| Goal |
Copy out all lines that carry the word "empresa".

| Data lines |
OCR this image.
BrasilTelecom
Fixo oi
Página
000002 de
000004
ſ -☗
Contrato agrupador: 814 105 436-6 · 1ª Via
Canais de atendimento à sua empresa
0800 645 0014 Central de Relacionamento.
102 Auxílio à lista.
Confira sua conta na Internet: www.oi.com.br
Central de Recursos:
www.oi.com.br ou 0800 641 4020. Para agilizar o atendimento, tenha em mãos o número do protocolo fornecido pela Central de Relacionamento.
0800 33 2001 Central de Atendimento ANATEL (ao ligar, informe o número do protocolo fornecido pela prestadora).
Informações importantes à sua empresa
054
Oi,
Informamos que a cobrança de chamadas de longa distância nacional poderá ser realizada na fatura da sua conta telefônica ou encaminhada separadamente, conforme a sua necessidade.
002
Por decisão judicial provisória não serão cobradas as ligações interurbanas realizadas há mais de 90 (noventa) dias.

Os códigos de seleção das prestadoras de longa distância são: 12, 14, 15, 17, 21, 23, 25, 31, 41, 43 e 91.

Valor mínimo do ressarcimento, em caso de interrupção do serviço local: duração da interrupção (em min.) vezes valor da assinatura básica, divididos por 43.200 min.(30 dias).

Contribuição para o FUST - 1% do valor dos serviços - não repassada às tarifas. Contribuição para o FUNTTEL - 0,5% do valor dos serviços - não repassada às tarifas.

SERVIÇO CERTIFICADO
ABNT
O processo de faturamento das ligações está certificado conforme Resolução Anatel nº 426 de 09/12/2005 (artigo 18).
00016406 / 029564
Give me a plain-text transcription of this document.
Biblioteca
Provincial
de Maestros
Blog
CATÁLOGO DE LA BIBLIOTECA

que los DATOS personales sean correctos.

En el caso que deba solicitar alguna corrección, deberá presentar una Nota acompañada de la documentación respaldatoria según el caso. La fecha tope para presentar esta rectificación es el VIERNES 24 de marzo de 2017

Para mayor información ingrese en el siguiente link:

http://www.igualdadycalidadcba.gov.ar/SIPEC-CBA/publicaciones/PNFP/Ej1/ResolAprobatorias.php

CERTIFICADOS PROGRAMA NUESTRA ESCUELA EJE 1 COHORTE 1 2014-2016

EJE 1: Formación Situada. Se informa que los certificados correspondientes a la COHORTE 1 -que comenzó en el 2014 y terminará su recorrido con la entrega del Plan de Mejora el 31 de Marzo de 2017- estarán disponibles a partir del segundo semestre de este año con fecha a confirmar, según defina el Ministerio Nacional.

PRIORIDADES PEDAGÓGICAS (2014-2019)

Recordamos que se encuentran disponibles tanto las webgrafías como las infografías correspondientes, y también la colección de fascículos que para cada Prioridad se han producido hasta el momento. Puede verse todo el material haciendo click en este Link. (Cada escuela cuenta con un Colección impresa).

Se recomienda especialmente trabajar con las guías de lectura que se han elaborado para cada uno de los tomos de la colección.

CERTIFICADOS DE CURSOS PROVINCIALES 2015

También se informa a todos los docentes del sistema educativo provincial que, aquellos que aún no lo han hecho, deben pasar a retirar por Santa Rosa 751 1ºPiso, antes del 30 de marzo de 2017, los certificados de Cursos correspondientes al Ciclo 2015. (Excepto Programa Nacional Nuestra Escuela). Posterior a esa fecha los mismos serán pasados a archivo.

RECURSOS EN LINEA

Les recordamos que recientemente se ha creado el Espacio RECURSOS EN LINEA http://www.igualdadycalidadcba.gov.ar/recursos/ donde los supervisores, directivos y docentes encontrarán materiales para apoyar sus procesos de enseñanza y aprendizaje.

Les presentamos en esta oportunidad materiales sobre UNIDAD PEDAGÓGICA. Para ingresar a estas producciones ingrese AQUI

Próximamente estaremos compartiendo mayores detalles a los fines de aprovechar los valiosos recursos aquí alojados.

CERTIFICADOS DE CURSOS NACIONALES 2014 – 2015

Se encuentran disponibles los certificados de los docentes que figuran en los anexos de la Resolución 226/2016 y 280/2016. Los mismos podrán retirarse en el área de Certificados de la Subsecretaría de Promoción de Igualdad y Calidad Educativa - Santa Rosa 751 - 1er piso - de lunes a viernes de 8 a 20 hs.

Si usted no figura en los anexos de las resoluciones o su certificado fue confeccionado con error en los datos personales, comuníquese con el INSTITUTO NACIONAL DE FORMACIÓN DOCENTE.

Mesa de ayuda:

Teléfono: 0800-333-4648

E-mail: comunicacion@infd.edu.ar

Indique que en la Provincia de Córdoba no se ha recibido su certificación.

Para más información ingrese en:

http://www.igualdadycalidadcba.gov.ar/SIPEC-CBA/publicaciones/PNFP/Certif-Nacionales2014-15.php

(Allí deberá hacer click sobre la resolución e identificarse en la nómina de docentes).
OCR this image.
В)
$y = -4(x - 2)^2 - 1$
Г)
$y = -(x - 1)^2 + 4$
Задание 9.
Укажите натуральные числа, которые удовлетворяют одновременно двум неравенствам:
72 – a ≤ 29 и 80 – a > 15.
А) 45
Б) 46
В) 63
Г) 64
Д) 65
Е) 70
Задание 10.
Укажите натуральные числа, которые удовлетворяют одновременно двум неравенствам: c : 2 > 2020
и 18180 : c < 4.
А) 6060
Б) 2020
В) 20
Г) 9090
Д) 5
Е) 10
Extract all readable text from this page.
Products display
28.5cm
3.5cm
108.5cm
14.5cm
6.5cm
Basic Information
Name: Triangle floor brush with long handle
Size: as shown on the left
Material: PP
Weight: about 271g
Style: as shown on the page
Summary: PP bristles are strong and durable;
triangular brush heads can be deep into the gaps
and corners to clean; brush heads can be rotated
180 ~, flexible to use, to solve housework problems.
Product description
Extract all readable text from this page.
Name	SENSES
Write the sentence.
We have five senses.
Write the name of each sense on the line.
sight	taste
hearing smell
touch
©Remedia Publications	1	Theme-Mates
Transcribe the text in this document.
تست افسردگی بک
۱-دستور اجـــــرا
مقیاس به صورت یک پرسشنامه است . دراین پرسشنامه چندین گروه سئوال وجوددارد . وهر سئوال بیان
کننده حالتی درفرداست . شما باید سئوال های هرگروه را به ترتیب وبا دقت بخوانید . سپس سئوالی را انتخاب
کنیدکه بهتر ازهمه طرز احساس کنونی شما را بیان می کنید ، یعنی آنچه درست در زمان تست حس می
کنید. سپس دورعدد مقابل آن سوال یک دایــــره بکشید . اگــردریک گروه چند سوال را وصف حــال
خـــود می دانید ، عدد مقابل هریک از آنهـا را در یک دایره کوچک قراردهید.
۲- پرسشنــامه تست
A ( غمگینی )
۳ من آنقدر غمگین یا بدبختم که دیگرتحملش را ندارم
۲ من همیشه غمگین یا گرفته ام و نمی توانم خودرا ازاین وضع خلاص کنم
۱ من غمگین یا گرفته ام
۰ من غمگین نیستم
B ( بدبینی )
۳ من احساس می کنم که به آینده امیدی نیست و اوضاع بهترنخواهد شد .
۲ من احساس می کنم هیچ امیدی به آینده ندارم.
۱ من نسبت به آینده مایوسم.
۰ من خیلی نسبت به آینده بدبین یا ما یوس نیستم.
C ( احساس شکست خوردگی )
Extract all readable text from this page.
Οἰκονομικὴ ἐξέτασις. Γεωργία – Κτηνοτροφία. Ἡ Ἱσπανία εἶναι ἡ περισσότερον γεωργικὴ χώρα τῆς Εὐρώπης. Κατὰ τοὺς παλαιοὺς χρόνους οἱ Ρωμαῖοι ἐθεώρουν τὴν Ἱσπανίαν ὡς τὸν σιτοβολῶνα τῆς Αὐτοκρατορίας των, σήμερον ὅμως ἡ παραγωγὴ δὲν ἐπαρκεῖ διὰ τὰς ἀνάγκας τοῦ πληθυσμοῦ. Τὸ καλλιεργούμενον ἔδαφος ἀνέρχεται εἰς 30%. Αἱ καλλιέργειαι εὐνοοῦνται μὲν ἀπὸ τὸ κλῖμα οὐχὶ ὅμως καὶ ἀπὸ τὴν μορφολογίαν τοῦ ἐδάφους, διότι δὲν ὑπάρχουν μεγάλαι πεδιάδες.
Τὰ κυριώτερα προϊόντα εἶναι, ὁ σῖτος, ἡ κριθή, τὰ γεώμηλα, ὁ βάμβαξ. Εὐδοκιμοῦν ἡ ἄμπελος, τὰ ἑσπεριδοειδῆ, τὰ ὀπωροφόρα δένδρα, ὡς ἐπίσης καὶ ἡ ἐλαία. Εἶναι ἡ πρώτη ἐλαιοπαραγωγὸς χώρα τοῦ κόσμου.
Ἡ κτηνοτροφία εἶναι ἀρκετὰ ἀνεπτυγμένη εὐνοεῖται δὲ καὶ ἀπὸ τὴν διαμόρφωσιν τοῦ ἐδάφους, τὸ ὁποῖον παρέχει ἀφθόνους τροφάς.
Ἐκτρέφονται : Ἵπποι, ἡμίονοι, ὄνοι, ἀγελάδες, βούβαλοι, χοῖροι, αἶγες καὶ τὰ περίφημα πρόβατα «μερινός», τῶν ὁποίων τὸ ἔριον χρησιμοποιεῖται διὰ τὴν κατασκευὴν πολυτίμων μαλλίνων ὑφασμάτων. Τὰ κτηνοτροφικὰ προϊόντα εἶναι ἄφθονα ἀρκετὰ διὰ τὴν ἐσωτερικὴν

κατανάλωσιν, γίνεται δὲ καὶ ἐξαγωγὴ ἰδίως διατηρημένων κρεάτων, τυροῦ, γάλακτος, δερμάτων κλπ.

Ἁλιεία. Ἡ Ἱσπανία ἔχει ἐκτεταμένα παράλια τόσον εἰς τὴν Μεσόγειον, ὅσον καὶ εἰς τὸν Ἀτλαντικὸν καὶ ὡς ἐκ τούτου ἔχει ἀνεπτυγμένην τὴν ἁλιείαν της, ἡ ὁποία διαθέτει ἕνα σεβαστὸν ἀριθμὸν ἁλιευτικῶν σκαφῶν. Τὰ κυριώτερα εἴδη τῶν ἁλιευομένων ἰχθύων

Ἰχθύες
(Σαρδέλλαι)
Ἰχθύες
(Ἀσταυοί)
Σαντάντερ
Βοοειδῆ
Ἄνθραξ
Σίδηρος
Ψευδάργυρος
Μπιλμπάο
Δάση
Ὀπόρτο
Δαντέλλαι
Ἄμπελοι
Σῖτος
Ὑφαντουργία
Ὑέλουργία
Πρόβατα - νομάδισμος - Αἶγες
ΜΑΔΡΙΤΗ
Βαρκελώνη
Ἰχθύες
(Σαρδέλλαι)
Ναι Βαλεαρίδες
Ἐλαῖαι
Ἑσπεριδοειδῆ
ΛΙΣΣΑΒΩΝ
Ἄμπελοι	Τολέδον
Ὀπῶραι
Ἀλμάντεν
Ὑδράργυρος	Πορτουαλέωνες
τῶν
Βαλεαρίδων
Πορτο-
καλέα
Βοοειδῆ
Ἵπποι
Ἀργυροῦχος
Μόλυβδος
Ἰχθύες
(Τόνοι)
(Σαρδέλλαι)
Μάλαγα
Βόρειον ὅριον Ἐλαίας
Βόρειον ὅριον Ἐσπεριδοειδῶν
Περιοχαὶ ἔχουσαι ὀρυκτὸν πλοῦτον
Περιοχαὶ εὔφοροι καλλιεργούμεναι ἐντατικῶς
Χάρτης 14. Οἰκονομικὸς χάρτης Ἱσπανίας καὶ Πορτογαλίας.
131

| Response |
Canais de atendimento à sua empresa
Informações importantes à sua empresa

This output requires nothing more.